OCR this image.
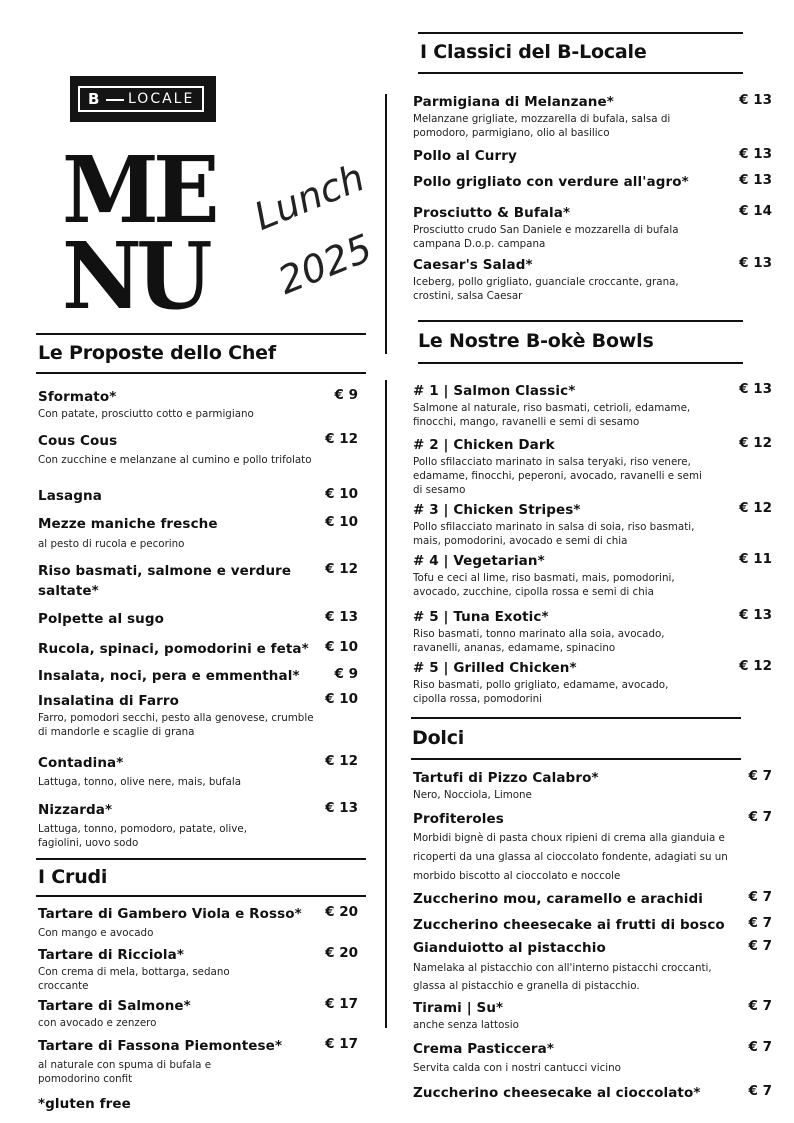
B LOCALE
ME
NU
Lunch
2025
Le Proposte dello Chef
I Crudi
I Classici del B-Locale
Le Nostre B-okè Bowls
Dolci
Sformato*
Con patate, prosciutto cotto e parmigiano
€ 9
Cous Cous
Con zucchine e melanzane al cumino e pollo trifolato
€ 12
Lasagna	€ 10
Mezze maniche fresche
al pesto di rucola e pecorino
€ 10
Riso basmati, salmone e verdure saltate*
€ 12
Polpette al sugo	€ 13
Rucola, spinaci, pomodorini e feta*	€ 10
Insalata, noci, pera e emmenthal*	€ 9
Insalatina di Farro
Farro, pomodori secchi, pesto alla genovese, crumble di mandorle e scaglie di grana
€ 10
Contadina*
Lattuga, tonno, olive nere, mais, bufala
€ 12
Nizzarda*
Lattuga, tonno, pomodoro, patate, olive, fagiolini, uovo sodo
€ 13
Tartare di Gambero Viola e Rosso*
Con mango e avocado
€ 20
Tartare di Ricciola*
Con crema di mela, bottarga, sedano croccante
€ 20
Tartare di Salmone*
con avocado e zenzero
€ 17
Tartare di Fassona Piemontese*
al naturale con spuma di bufala e pomodorino confit
€ 17
*gluten free
Parmigiana di Melanzane*
Melanzane grigliate, mozzarella di bufala, salsa di pomodoro, parmigiano, olio al basilico
€ 13
Pollo al Curry	€ 13
Pollo grigliato con verdure all'agro*	€ 13
Prosciutto & Bufala*
Prosciutto crudo San Daniele e mozzarella di bufala campana D.o.p. campana
€ 14
Caesar's Salad*
Iceberg, pollo grigliato, guanciale croccante, grana, crostini, salsa Caesar
€ 13
# 1 | Salmon Classic*
Salmone al naturale, riso basmati, cetrioli, edamame, finocchi, mango, ravanelli e semi di sesamo
€ 13
# 2 | Chicken Dark
Pollo sfilacciato marinato in salsa teryaki, riso venere, edamame, finocchi, peperoni, avocado, ravanelli e semi di sesamo
€ 12
# 3 | Chicken Stripes*
Pollo sfilacciato marinato in salsa di soia, riso basmati, mais, pomodorini, avocado e semi di chia
€ 12
# 4 | Vegetarian*
Tofu e ceci al lime, riso basmati, mais, pomodorini, avocado, zucchine, cipolla rossa e semi di chia
€ 11
# 5 | Tuna Exotic*
Riso basmati, tonno marinato alla soia, avocado, ravanelli, ananas, edamame, spinacino
€ 13
# 5 | Grilled Chicken*
Riso basmati, pollo grigliato, edamame, avocado, cipolla rossa, pomodorini
€ 12
Tartufi di Pizzo Calabro*
Nero, Nocciola, Limone
€ 7
Profiteroles
Morbidi bignè di pasta choux ripieni di crema alla gianduia e ricoperti da una glassa al cioccolato fondente, adagiati su un morbido biscotto al cioccolato e noccole
€ 7
Zuccherino mou, caramello e arachidi	€ 7
Zuccherino cheesecake ai frutti di bosco	€ 7
Gianduiotto al pistacchio
Namelaka al pistacchio con all'interno pistacchi croccanti, glassa al pistacchio e granella di pistacchio.
€ 7
Tirami | Su*
anche senza lattosio
€ 7
Crema Pasticcera*
Servita calda con i nostri cantucci vicino
€ 7
Zuccherino cheesecake al cioccolato*	€ 7
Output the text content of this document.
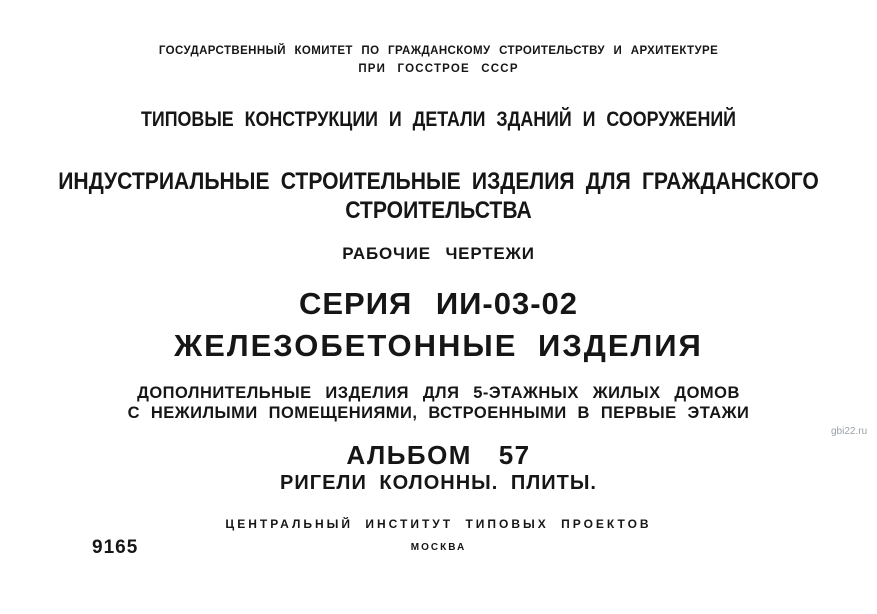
ГОСУДАРСТВЕННЫЙ КОМИТЕТ ПО ГРАЖДАНСКОМУ СТРОИТЕЛЬСТВУ И АРХИТЕКТУРЕ
ПРИ ГОССТРОЕ СССР
ТИПОВЫЕ КОНСТРУКЦИИ И ДЕТАЛИ ЗДАНИЙ И СООРУЖЕНИЙ
ИНДУСТРИАЛЬНЫЕ СТРОИТЕЛЬНЫЕ ИЗДЕЛИЯ ДЛЯ ГРАЖДАНСКОГО
СТРОИТЕЛЬСТВА
РАБОЧИЕ ЧЕРТЕЖИ
СЕРИЯ ИИ-03-02
ЖЕЛЕЗОБЕТОННЫЕ ИЗДЕЛИЯ
ДОПОЛНИТЕЛЬНЫЕ ИЗДЕЛИЯ ДЛЯ 5-ЭТАЖНЫХ ЖИЛЫХ ДОМОВ
С НЕЖИЛЫМИ ПОМЕЩЕНИЯМИ, ВСТРОЕННЫМИ В ПЕРВЫЕ ЭТАЖИ
АЛЬБОМ 57
РИГЕЛИ КОЛОННЫ. ПЛИТЫ.
ЦЕНТРАЛЬНЫЙ ИНСТИТУТ ТИПОВЫХ ПРОЕКТОВ
МОСКВА
9165
gbi22.ru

========

#### [AIM]
Restate the data above word for word. Do not include the images.

#### [THE OUTPUT]
OCR this image.
B LOCALE
ME
NU
Lunch
2025
Le Proposte dello Chef
I Crudi
I Classici del B-Locale
Le Nostre B-okè Bowls
Dolci
Sformato*
Con patate, prosciutto cotto e parmigiano
€ 9
Cous Cous
Con zucchine e melanzane al cumino e pollo trifolato
€ 12
Lasagna	€ 10
Mezze maniche fresche
al pesto di rucola e pecorino
€ 10
Riso basmati, salmone e verdure saltate*
€ 12
Polpette al sugo	€ 13
Rucola, spinaci, pomodorini e feta*	€ 10
Insalata, noci, pera e emmenthal*	€ 9
Insalatina di Farro
Farro, pomodori secchi, pesto alla genovese, crumble di mandorle e scaglie di grana
€ 10
Contadina*
Lattuga, tonno, olive nere, mais, bufala
€ 12
Nizzarda*
Lattuga, tonno, pomodoro, patate, olive, fagiolini, uovo sodo
€ 13
Tartare di Gambero Viola e Rosso*
Con mango e avocado
€ 20
Tartare di Ricciola*
Con crema di mela, bottarga, sedano croccante
€ 20
Tartare di Salmone*
con avocado e zenzero
€ 17
Tartare di Fassona Piemontese*
al naturale con spuma di bufala e pomodorino confit
€ 17
*gluten free
Parmigiana di Melanzane*
Melanzane grigliate, mozzarella di bufala, salsa di pomodoro, parmigiano, olio al basilico
€ 13
Pollo al Curry	€ 13
Pollo grigliato con verdure all'agro*	€ 13
Prosciutto & Bufala*
Prosciutto crudo San Daniele e mozzarella di bufala campana D.o.p. campana
€ 14
Caesar's Salad*
Iceberg, pollo grigliato, guanciale croccante, grana, crostini, salsa Caesar
€ 13
# 1 | Salmon Classic*
Salmone al naturale, riso basmati, cetrioli, edamame, finocchi, mango, ravanelli e semi di sesamo
€ 13
# 2 | Chicken Dark
Pollo sfilacciato marinato in salsa teryaki, riso venere, edamame, finocchi, peperoni, avocado, ravanelli e semi di sesamo
€ 12
# 3 | Chicken Stripes*
Pollo sfilacciato marinato in salsa di soia, riso basmati, mais, pomodorini, avocado e semi di chia
€ 12
# 4 | Vegetarian*
Tofu e ceci al lime, riso basmati, mais, pomodorini, avocado, zucchine, cipolla rossa e semi di chia
€ 11
# 5 | Tuna Exotic*
Riso basmati, tonno marinato alla soia, avocado, ravanelli, ananas, edamame, spinacino
€ 13
# 5 | Grilled Chicken*
Riso basmati, pollo grigliato, edamame, avocado, cipolla rossa, pomodorini
€ 12
Tartufi di Pizzo Calabro*
Nero, Nocciola, Limone
€ 7
Profiteroles
Morbidi bignè di pasta choux ripieni di crema alla gianduia e ricoperti da una glassa al cioccolato fondente, adagiati su un morbido biscotto al cioccolato e noccole
€ 7
Zuccherino mou, caramello e arachidi	€ 7
Zuccherino cheesecake ai frutti di bosco	€ 7
Gianduiotto al pistacchio
Namelaka al pistacchio con all'interno pistacchi croccanti, glassa al pistacchio e granella di pistacchio.
€ 7
Tirami | Su*
anche senza lattosio
€ 7
Crema Pasticcera*
Servita calda con i nostri cantucci vicino
€ 7
Zuccherino cheesecake al cioccolato*	€ 7
Output the text content of this document.
ГОСУДАРСТВЕННЫЙ КОМИТЕТ ПО ГРАЖДАНСКОМУ СТРОИТЕЛЬСТВУ И АРХИТЕКТУРЕ
ПРИ ГОССТРОЕ СССР
ТИПОВЫЕ КОНСТРУКЦИИ И ДЕТАЛИ ЗДАНИЙ И СООРУЖЕНИЙ
ИНДУСТРИАЛЬНЫЕ СТРОИТЕЛЬНЫЕ ИЗДЕЛИЯ ДЛЯ ГРАЖДАНСКОГО
СТРОИТЕЛЬСТВА
РАБОЧИЕ ЧЕРТЕЖИ
СЕРИЯ ИИ-03-02
ЖЕЛЕЗОБЕТОННЫЕ ИЗДЕЛИЯ
ДОПОЛНИТЕЛЬНЫЕ ИЗДЕЛИЯ ДЛЯ 5-ЭТАЖНЫХ ЖИЛЫХ ДОМОВ
С НЕЖИЛЫМИ ПОМЕЩЕНИЯМИ, ВСТРОЕННЫМИ В ПЕРВЫЕ ЭТАЖИ
АЛЬБОМ 57
РИГЕЛИ КОЛОННЫ. ПЛИТЫ.
ЦЕНТРАЛЬНЫЙ ИНСТИТУТ ТИПОВЫХ ПРОЕКТОВ
МОСКВА
9165
gbi22.ru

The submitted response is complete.